:: Work to do ::
(a) In the commentary on the Iraq war and Washington politics, into which country might U.S. forces have withdrawn "over the horizon" by this time next year?
(b) Resume the commentary on the Iraq war and Washington politics, starting right after its last sentence.
╭─ Document extract
Ho-hum. Old news. We've killed hundreds of thousands of these weaklings already, been killing them for years, with sanctions, bombs, snipers, chaos, deprivation, whatever. Who cares? You know what's really important? If Jim Baker can "seal his legacy in the realm of statesmen" by spraying enough perfume on the shitheap that Junior Bush has made of Iraq so that the high and mighty of the American Establishment can slither out of the mire without smelling too bad.
That's what it's all about, baby, that's the kind of thing that counts. How a lifelong, bloodstained bagman can become a "second Disraeli." How Hillary and Obama can nuance their positions to squeeze maximum political mileage out of the American-made mass slaughter in Iraq. How many he-man poses John McCain can strike on his knees as he grovels to the slavering extremists he thinks will make him president.
That's where the focus of our political discourse will be from here on out. (With frequent side dishes of stern condemnation of the worthless Iraqis for "failing" us, of course.) This time next year – when U.S. forces have either high-tailed it "over the horizon" into Kuwait or else are hunkered down in the (supposedly) permanent bases from which the Bush-Cheney faction have always intended to plunder the spoils of the hydra-headed war they've engendered – the chattering classes that control the public debate will still be chewing the clot-smeared rags of the Beltway power game.
╰─
╭─ Dataset content
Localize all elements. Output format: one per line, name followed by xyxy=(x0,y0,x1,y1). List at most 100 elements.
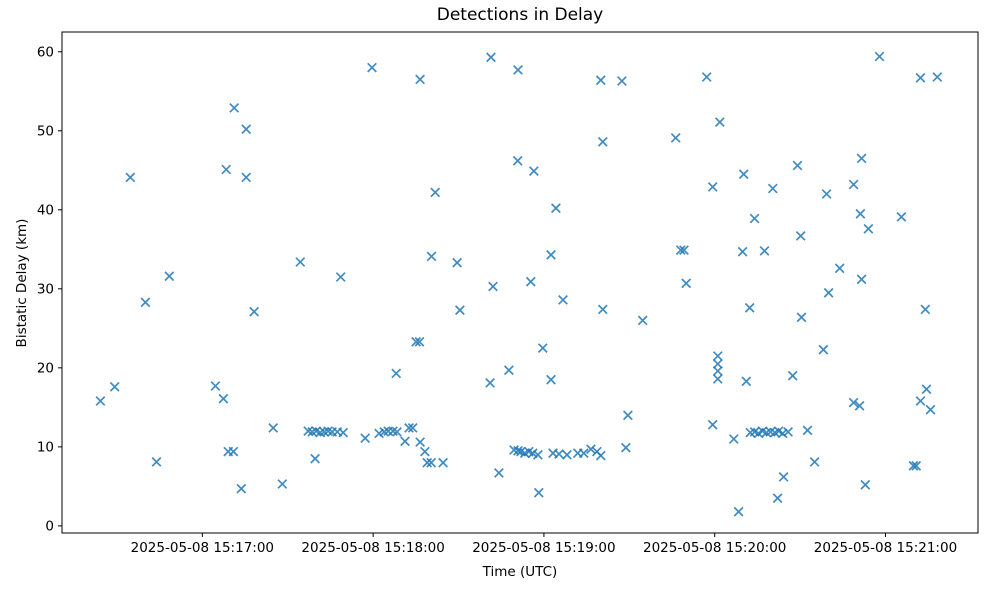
╰─
:: Answers by task ::
(a) Kuwait

(b)
Long after the casualties of the Establishment-backed "war of choice" have passed the one million mark, we'll still see cozy pictures of George W. Bush pardoning turkeys. We'll still hear H. Clinton and John Edwards and other "opposition" leaders who authorized the war of aggression waxing eloquent on "stability and peace" and "a more responsible approach to American power" and "let no one doubt our bipartisan resolve" to slap Iran or goose Korea or poke Waziristan or do "whatever it takes" to "preserve and defend our way of life and advance the cause of freedom in the world." The women and children and old and sick of Iraq – a once-modern land reduced to a state of savagery by the reckless greed and inbred stupidity of the American elite – will scarcely feature as background noise to the bright chatter of the chatterers as they natter away in comfort and safety.
While the weakest sicken, dwindle and die in burned-out towns and refugee camps, learned symposia will be convening in pricey hotels and greenswarded universities to ponder "the lessons of Iraq" and determine how to "do it better next time." Indeed, the New York Times – that indispensable dispenser of conventional wisdom, the great cow whose dripping cud is gobbled by the whole media herd – has already begun the process. Its Sunday editorial adjures future leaders to imbibe bitter wisdom from the "misconceived notions" that bedeviled the Iraqi adventure, and be sure to have plenty more "stabilization" jazzmo on hand the next time U.S. foreign policy requires "re-establishing order in a defeated, decapitated society." Because God knows, we're always going to be defeating and decapitating societies somewhere, right?
The Times editorial makes crystal clear what the American Establishment has really learned from "the lessons of Iraq": absolutely nothing.
Sunday, 26 November 2006
Women, kids, old, sick most at risk in Iraq (Reuters)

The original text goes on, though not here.